- **What you have to do**
Here are some records; quote them exactly, leaving out the pictures.

- **Supplied material**
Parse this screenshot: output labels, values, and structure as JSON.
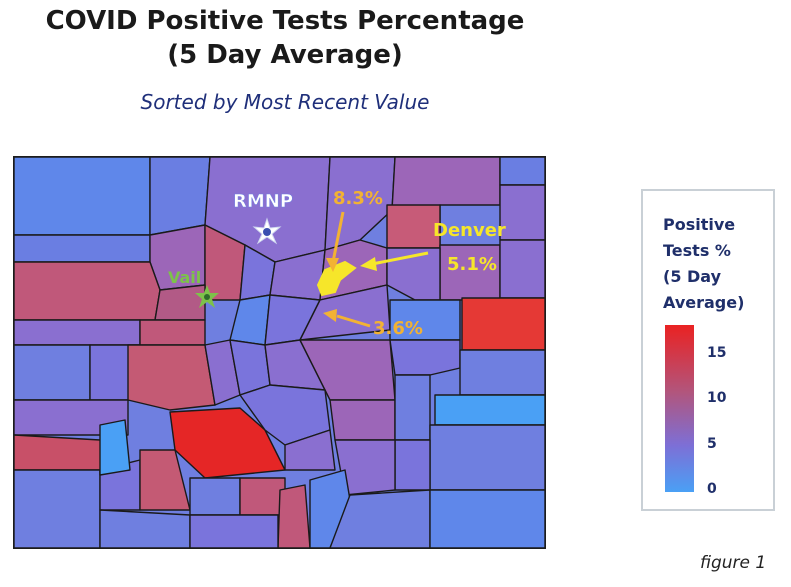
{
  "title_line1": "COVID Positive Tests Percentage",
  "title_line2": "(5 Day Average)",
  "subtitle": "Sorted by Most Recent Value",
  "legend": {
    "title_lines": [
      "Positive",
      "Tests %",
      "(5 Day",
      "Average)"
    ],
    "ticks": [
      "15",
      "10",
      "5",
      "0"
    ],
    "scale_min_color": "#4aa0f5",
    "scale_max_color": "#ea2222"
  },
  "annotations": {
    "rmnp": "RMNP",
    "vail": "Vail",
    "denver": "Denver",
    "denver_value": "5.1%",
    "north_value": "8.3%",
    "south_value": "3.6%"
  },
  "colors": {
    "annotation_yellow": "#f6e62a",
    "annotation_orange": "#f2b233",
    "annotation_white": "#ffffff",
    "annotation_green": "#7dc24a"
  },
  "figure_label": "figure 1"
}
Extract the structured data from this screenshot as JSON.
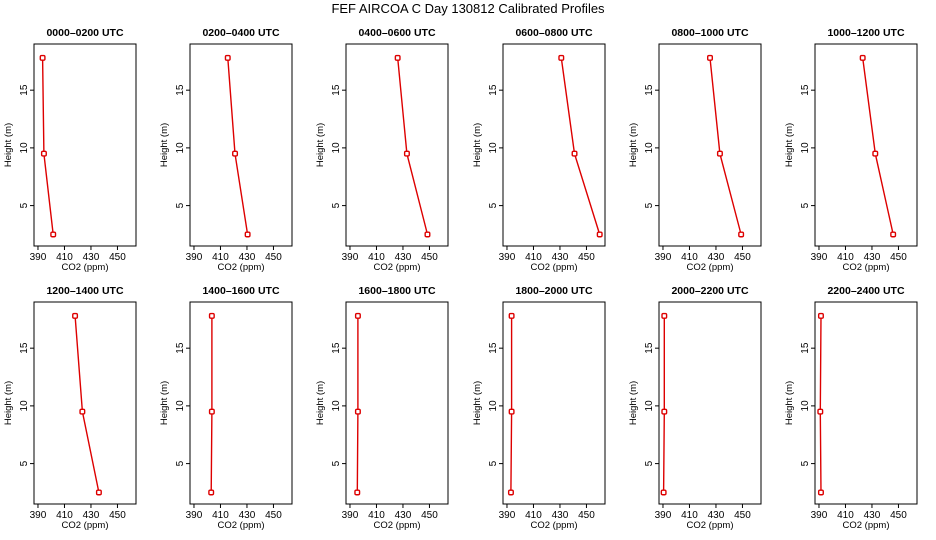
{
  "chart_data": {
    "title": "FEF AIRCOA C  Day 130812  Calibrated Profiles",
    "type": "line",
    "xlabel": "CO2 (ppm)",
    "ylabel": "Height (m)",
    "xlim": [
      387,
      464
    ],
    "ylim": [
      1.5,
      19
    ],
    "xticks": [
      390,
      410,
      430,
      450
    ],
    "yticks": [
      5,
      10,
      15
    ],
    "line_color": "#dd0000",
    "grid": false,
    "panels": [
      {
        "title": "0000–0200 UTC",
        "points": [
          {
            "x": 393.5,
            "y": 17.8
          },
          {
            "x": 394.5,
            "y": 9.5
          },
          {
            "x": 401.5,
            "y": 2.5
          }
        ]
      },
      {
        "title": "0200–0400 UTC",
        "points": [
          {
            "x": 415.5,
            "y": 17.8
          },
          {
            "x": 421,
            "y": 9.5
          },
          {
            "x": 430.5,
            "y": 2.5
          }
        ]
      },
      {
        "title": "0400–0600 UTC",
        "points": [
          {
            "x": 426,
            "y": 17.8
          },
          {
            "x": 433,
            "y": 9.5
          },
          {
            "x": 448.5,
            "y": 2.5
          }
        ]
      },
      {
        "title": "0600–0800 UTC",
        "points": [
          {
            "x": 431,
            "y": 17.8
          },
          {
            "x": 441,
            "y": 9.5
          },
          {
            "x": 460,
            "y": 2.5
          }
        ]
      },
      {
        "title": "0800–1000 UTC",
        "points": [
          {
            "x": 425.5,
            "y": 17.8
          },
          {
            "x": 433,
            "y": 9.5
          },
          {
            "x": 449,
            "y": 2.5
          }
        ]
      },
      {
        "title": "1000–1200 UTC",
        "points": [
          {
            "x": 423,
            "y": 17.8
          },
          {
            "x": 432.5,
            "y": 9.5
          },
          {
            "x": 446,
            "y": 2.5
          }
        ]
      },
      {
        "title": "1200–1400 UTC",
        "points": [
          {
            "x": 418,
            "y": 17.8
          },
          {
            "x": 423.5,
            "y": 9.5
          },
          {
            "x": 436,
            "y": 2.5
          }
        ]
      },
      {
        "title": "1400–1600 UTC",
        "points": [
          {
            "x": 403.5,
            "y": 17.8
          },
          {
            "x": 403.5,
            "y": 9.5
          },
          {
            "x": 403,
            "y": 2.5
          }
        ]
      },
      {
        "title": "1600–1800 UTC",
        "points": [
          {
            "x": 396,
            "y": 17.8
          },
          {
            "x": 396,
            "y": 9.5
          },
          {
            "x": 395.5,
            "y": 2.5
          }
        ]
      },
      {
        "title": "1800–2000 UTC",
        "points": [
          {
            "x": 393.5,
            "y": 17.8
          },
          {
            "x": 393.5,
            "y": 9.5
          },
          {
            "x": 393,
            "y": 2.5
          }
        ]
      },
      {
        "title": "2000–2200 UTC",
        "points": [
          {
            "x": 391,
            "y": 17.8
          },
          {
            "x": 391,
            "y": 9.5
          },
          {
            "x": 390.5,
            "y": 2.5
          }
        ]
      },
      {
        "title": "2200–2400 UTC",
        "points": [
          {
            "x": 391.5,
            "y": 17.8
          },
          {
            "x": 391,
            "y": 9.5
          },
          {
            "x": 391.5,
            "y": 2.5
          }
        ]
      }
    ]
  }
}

- **Result for this task**
Parse this screenshot: output labels, values, and structure as JSON.
{
  "title_line1": "COVID Positive Tests Percentage",
  "title_line2": "(5 Day Average)",
  "subtitle": "Sorted by Most Recent Value",
  "legend": {
    "title_lines": [
      "Positive",
      "Tests %",
      "(5 Day",
      "Average)"
    ],
    "ticks": [
      "15",
      "10",
      "5",
      "0"
    ],
    "scale_min_color": "#4aa0f5",
    "scale_max_color": "#ea2222"
  },
  "annotations": {
    "rmnp": "RMNP",
    "vail": "Vail",
    "denver": "Denver",
    "denver_value": "5.1%",
    "north_value": "8.3%",
    "south_value": "3.6%"
  },
  "colors": {
    "annotation_yellow": "#f6e62a",
    "annotation_orange": "#f2b233",
    "annotation_white": "#ffffff",
    "annotation_green": "#7dc24a"
  },
  "figure_label": "figure 1"
}
Extract the structured data from this screenshot as JSON.
{
  "chart_data": {
    "title": "FEF AIRCOA C  Day 130812  Calibrated Profiles",
    "type": "line",
    "xlabel": "CO2 (ppm)",
    "ylabel": "Height (m)",
    "xlim": [
      387,
      464
    ],
    "ylim": [
      1.5,
      19
    ],
    "xticks": [
      390,
      410,
      430,
      450
    ],
    "yticks": [
      5,
      10,
      15
    ],
    "line_color": "#dd0000",
    "grid": false,
    "panels": [
      {
        "title": "0000–0200 UTC",
        "points": [
          {
            "x": 393.5,
            "y": 17.8
          },
          {
            "x": 394.5,
            "y": 9.5
          },
          {
            "x": 401.5,
            "y": 2.5
          }
        ]
      },
      {
        "title": "0200–0400 UTC",
        "points": [
          {
            "x": 415.5,
            "y": 17.8
          },
          {
            "x": 421,
            "y": 9.5
          },
          {
            "x": 430.5,
            "y": 2.5
          }
        ]
      },
      {
        "title": "0400–0600 UTC",
        "points": [
          {
            "x": 426,
            "y": 17.8
          },
          {
            "x": 433,
            "y": 9.5
          },
          {
            "x": 448.5,
            "y": 2.5
          }
        ]
      },
      {
        "title": "0600–0800 UTC",
        "points": [
          {
            "x": 431,
            "y": 17.8
          },
          {
            "x": 441,
            "y": 9.5
          },
          {
            "x": 460,
            "y": 2.5
          }
        ]
      },
      {
        "title": "0800–1000 UTC",
        "points": [
          {
            "x": 425.5,
            "y": 17.8
          },
          {
            "x": 433,
            "y": 9.5
          },
          {
            "x": 449,
            "y": 2.5
          }
        ]
      },
      {
        "title": "1000–1200 UTC",
        "points": [
          {
            "x": 423,
            "y": 17.8
          },
          {
            "x": 432.5,
            "y": 9.5
          },
          {
            "x": 446,
            "y": 2.5
          }
        ]
      },
      {
        "title": "1200–1400 UTC",
        "points": [
          {
            "x": 418,
            "y": 17.8
          },
          {
            "x": 423.5,
            "y": 9.5
          },
          {
            "x": 436,
            "y": 2.5
          }
        ]
      },
      {
        "title": "1400–1600 UTC",
        "points": [
          {
            "x": 403.5,
            "y": 17.8
          },
          {
            "x": 403.5,
            "y": 9.5
          },
          {
            "x": 403,
            "y": 2.5
          }
        ]
      },
      {
        "title": "1600–1800 UTC",
        "points": [
          {
            "x": 396,
            "y": 17.8
          },
          {
            "x": 396,
            "y": 9.5
          },
          {
            "x": 395.5,
            "y": 2.5
          }
        ]
      },
      {
        "title": "1800–2000 UTC",
        "points": [
          {
            "x": 393.5,
            "y": 17.8
          },
          {
            "x": 393.5,
            "y": 9.5
          },
          {
            "x": 393,
            "y": 2.5
          }
        ]
      },
      {
        "title": "2000–2200 UTC",
        "points": [
          {
            "x": 391,
            "y": 17.8
          },
          {
            "x": 391,
            "y": 9.5
          },
          {
            "x": 390.5,
            "y": 2.5
          }
        ]
      },
      {
        "title": "2200–2400 UTC",
        "points": [
          {
            "x": 391.5,
            "y": 17.8
          },
          {
            "x": 391,
            "y": 9.5
          },
          {
            "x": 391.5,
            "y": 2.5
          }
        ]
      }
    ]
  }
}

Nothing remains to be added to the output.